* START Available data *
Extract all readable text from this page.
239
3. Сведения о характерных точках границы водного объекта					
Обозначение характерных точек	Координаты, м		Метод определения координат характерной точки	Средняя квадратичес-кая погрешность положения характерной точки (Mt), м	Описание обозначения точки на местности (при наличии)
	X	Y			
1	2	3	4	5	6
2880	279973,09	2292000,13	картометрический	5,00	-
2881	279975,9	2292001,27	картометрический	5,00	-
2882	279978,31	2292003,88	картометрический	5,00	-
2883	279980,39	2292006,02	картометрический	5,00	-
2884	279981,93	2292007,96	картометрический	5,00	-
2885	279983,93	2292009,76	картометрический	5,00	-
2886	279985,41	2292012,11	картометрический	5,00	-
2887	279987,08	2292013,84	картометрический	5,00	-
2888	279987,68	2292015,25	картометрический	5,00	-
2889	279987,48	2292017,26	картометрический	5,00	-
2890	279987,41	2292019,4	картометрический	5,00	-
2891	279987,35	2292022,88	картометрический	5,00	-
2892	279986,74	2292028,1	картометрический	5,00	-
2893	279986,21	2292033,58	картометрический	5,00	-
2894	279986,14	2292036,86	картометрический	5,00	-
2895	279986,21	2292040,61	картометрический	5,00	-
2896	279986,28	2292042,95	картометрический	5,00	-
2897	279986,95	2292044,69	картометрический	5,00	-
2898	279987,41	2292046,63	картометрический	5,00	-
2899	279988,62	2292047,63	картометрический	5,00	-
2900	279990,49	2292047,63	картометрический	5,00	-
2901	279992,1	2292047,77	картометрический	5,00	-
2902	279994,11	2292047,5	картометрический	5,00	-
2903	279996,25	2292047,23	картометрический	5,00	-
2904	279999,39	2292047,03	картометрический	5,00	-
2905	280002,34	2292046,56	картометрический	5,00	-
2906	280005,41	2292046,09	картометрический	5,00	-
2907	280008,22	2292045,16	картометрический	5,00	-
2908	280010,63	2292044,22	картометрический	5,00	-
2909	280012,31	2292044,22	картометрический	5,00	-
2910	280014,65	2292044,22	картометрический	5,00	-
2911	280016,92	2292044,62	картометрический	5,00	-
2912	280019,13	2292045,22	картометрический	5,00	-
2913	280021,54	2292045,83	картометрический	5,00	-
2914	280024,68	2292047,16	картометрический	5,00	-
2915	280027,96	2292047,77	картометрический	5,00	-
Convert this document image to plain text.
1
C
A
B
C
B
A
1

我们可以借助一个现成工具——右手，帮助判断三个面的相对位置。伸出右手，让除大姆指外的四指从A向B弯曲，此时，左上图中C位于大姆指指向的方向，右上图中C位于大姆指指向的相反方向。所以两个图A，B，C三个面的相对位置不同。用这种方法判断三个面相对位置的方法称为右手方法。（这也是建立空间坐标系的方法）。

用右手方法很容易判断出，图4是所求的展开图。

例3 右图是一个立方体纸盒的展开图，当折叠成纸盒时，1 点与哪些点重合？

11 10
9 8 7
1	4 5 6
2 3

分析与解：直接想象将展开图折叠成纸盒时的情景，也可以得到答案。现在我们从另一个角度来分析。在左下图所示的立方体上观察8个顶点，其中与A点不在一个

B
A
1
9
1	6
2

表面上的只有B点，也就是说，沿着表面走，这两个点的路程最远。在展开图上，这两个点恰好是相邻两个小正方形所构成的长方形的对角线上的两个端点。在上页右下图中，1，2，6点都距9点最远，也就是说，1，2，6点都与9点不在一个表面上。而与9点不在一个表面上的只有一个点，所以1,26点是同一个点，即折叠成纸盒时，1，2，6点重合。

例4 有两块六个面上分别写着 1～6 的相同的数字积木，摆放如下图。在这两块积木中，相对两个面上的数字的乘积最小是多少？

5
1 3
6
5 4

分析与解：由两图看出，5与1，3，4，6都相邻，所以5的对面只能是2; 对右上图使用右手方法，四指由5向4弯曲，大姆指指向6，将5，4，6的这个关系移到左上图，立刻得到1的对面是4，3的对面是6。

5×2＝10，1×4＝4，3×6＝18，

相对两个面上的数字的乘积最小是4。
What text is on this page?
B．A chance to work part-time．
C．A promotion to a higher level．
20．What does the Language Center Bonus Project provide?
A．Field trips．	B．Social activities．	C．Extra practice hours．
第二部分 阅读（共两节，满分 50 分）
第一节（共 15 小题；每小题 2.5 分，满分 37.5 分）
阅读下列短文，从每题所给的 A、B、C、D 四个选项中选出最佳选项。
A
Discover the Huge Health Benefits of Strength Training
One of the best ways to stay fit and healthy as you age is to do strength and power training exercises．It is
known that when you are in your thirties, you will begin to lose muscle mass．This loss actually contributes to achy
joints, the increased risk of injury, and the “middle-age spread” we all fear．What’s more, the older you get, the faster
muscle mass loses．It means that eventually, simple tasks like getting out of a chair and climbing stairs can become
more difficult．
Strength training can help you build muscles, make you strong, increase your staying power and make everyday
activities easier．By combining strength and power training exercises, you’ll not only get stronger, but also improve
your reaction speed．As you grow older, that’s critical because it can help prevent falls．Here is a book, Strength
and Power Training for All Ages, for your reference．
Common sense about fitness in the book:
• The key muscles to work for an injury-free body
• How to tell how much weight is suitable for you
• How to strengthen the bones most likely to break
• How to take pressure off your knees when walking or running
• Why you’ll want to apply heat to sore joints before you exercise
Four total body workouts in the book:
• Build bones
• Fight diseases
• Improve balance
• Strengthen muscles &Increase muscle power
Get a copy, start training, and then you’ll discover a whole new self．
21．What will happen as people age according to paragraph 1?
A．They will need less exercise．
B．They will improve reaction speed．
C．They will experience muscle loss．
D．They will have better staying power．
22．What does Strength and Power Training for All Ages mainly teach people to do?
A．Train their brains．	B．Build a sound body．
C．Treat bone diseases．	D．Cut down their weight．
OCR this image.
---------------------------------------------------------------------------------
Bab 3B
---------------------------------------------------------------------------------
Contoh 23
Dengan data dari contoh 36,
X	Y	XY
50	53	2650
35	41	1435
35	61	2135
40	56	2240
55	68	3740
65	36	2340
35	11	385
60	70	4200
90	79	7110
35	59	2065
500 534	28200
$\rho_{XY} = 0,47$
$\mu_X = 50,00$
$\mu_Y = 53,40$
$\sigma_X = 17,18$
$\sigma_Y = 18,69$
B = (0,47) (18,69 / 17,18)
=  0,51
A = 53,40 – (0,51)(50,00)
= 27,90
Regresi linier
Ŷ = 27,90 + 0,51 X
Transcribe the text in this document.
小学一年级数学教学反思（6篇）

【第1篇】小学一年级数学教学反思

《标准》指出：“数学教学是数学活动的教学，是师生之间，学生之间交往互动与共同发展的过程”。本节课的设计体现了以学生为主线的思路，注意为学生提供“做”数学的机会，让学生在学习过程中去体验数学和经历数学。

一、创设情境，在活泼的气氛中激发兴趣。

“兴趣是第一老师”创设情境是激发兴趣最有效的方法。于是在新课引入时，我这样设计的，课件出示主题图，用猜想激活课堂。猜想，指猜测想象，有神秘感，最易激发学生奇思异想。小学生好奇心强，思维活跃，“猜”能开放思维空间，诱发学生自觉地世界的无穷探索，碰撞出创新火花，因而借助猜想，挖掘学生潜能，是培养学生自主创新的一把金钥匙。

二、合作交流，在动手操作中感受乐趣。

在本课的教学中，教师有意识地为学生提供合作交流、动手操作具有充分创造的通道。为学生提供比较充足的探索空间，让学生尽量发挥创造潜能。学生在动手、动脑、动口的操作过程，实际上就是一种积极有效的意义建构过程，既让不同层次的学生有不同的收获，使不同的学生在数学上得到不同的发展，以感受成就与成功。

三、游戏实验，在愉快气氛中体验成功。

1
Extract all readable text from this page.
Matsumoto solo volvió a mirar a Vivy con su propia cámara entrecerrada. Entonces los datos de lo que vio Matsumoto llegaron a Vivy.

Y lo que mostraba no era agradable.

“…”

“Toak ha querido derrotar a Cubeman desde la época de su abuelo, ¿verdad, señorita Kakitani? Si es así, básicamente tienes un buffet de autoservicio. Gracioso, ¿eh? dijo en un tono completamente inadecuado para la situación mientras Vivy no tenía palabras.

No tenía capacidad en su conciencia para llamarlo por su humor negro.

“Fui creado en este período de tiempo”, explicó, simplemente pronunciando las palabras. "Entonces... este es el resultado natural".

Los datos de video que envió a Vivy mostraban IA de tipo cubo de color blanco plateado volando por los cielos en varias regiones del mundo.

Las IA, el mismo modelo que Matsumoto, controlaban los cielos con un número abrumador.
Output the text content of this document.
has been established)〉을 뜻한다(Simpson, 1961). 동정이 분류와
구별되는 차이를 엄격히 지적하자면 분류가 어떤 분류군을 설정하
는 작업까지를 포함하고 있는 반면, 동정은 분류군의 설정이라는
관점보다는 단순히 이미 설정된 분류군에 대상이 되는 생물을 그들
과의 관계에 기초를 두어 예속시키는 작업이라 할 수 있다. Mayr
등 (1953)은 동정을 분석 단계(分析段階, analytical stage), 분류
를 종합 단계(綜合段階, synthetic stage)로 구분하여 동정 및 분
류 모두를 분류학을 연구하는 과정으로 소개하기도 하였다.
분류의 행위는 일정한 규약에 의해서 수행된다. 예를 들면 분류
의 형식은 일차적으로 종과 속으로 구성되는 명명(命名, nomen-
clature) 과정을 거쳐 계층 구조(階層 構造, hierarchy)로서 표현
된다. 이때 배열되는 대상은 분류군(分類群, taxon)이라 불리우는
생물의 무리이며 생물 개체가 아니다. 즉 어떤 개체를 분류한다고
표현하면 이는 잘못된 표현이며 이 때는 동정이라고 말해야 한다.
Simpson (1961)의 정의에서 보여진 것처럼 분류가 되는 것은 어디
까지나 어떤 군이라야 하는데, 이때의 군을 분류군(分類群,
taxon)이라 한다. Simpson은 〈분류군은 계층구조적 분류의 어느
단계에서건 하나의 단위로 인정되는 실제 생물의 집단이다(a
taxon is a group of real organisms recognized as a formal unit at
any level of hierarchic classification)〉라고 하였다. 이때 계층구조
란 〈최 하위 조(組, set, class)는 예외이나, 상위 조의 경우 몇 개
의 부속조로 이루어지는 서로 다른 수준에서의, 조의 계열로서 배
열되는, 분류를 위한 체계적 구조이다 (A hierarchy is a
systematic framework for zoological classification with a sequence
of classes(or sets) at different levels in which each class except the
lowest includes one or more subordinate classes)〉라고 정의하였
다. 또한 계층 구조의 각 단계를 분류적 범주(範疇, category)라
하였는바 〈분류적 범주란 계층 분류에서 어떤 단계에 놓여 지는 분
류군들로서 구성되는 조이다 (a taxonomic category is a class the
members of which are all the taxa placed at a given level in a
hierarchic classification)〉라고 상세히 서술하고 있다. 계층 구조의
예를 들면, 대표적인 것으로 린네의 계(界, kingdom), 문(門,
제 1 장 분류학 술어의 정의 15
* END Available data *
# [Required task]
Keep only those lines of the records that hold "分析与解", and return them.

# [The output]
分析与解：直接想象将展开图折叠成纸盒时的情景，也可以得到答案。现在我们从另一个角度来分析。在左下图所示的立方体上观察8个顶点，其中与A点不在一个
分析与解：由两图看出，5与1，3，4，6都相邻，所以5的对面只能是2; 对右上图使用右手方法，四指由5向4弯曲，大姆指指向6，将5，4，6的这个关系移到左上图，立刻得到1的对面是4，3的对面是6。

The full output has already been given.